## PROBLEM DETAILS
Give the entries back exactly, dropping each image.

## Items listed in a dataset
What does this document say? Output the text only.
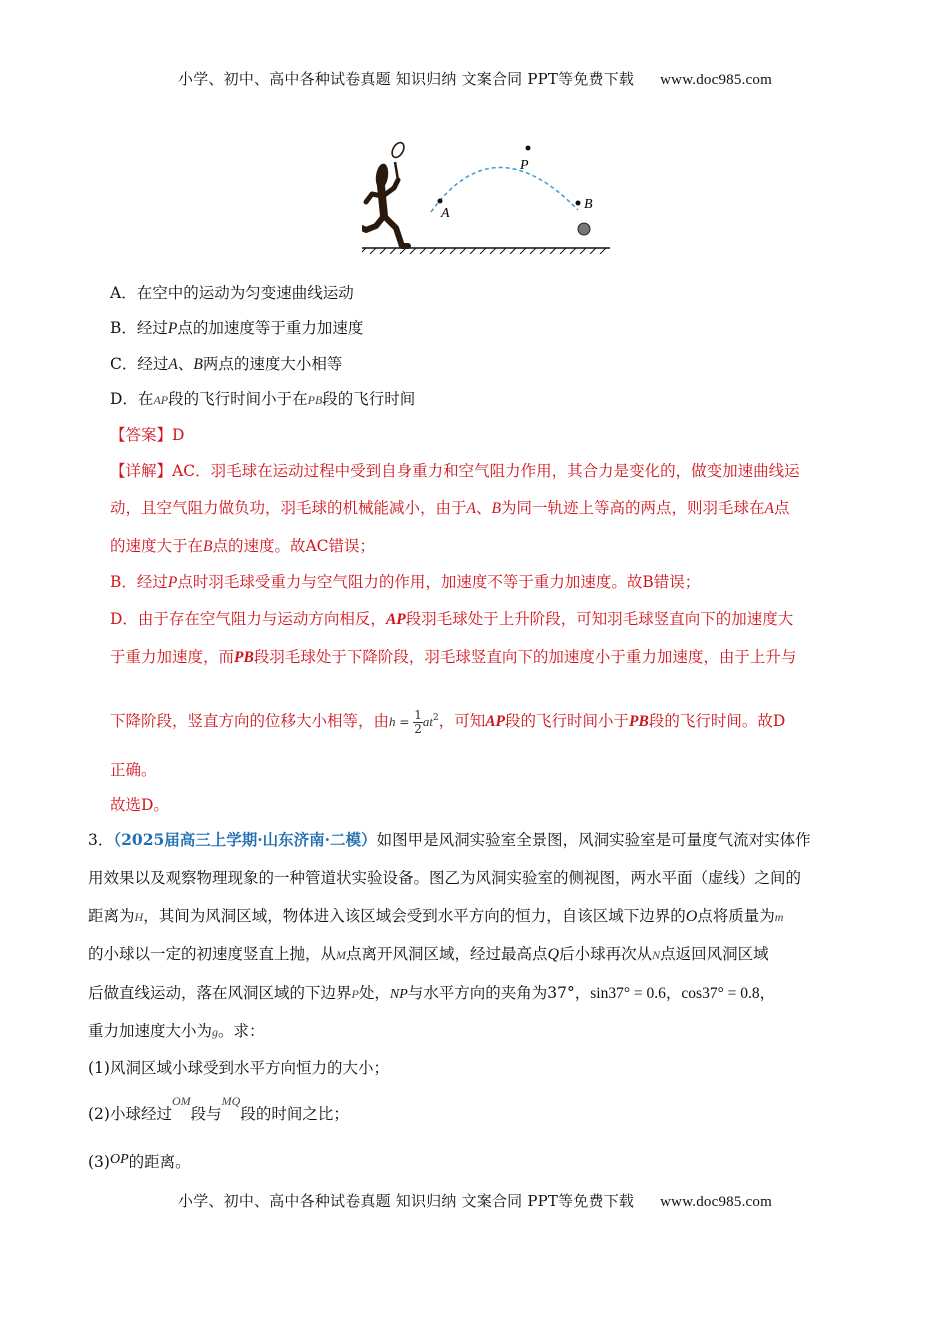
小学、初中、高中各种试卷真题 知识归纳 文案合同 PPT等免费下载 www.doc985.com
A
P
B
A．在空中的运动为匀变速曲线运动
B．经过P点的加速度等于重力加速度
C．经过A、B两点的速度大小相等
D．在AP段的飞行时间小于在PB段的飞行时间
【答案】D
【详解】AC．羽毛球在运动过程中受到自身重力和空气阻力作用，其合力是变化的，做变加速曲线运
动，且空气阻力做负功，羽毛球的机械能减小，由于A、B为同一轨迹上等高的两点，则羽毛球在A点
的速度大于在B点的速度。故AC错误；
B．经过P点时羽毛球受重力与空气阻力的作用，加速度不等于重力加速度。故B错误；
D．由于存在空气阻力与运动方向相反，AP段羽毛球处于上升阶段，可知羽毛球竖直向下的加速度大
于重力加速度，而PB段羽毛球处于下降阶段，羽毛球竖直向下的加速度小于重力加速度，由于上升与
下降阶段，竖直方向的位移大小相等，由$h = \frac{1}{2} at^2$，可知AP段的飞行时间小于PB段的飞行时间。故D
正确。
故选D。
3．（2025届高三上学期·山东济南·二模）如图甲是风洞实验室全景图，风洞实验室是可量度气流对实体作
用效果以及观察物理现象的一种管道状实验设备。图乙为风洞实验室的侧视图，两水平面（虚线）之间的
距离为H，其间为风洞区域，物体进入该区域会受到水平方向的恒力，自该区域下边界的O点将质量为m
的小球以一定的初速度竖直上抛，从M点离开风洞区域，经过最高点Q后小球再次从N点返回风洞区域
后做直线运动，落在风洞区域的下边界P处，NP与水平方向的夹角为37°，sin37° = 0.6，cos37° = 0.8，
重力加速度大小为g。求：
(1)风洞区域小球受到水平方向恒力的大小；
(2)小球经过$^{OM}$段与$^{MQ}$段的时间之比；
(3)OP的距离。
小学、初中、高中各种试卷真题 知识归纳 文案合同 PPT等免费下载 www.doc985.com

## SOLVED EXERCISE
What does this document say? Output the text only.
小学、初中、高中各种试卷真题 知识归纳 文案合同 PPT等免费下载 www.doc985.com
A
P
B
A．在空中的运动为匀变速曲线运动
B．经过P点的加速度等于重力加速度
C．经过A、B两点的速度大小相等
D．在AP段的飞行时间小于在PB段的飞行时间
【答案】D
【详解】AC．羽毛球在运动过程中受到自身重力和空气阻力作用，其合力是变化的，做变加速曲线运
动，且空气阻力做负功，羽毛球的机械能减小，由于A、B为同一轨迹上等高的两点，则羽毛球在A点
的速度大于在B点的速度。故AC错误；
B．经过P点时羽毛球受重力与空气阻力的作用，加速度不等于重力加速度。故B错误；
D．由于存在空气阻力与运动方向相反，AP段羽毛球处于上升阶段，可知羽毛球竖直向下的加速度大
于重力加速度，而PB段羽毛球处于下降阶段，羽毛球竖直向下的加速度小于重力加速度，由于上升与
下降阶段，竖直方向的位移大小相等，由$h = \frac{1}{2} at^2$，可知AP段的飞行时间小于PB段的飞行时间。故D
正确。
故选D。
3．（2025届高三上学期·山东济南·二模）如图甲是风洞实验室全景图，风洞实验室是可量度气流对实体作
用效果以及观察物理现象的一种管道状实验设备。图乙为风洞实验室的侧视图，两水平面（虚线）之间的
距离为H，其间为风洞区域，物体进入该区域会受到水平方向的恒力，自该区域下边界的O点将质量为m
的小球以一定的初速度竖直上抛，从M点离开风洞区域，经过最高点Q后小球再次从N点返回风洞区域
后做直线运动，落在风洞区域的下边界P处，NP与水平方向的夹角为37°，sin37° = 0.6，cos37° = 0.8，
重力加速度大小为g。求：
(1)风洞区域小球受到水平方向恒力的大小；
(2)小球经过$^{OM}$段与$^{MQ}$段的时间之比；
(3)OP的距离。
小学、初中、高中各种试卷真题 知识归纳 文案合同 PPT等免费下载 www.doc985.com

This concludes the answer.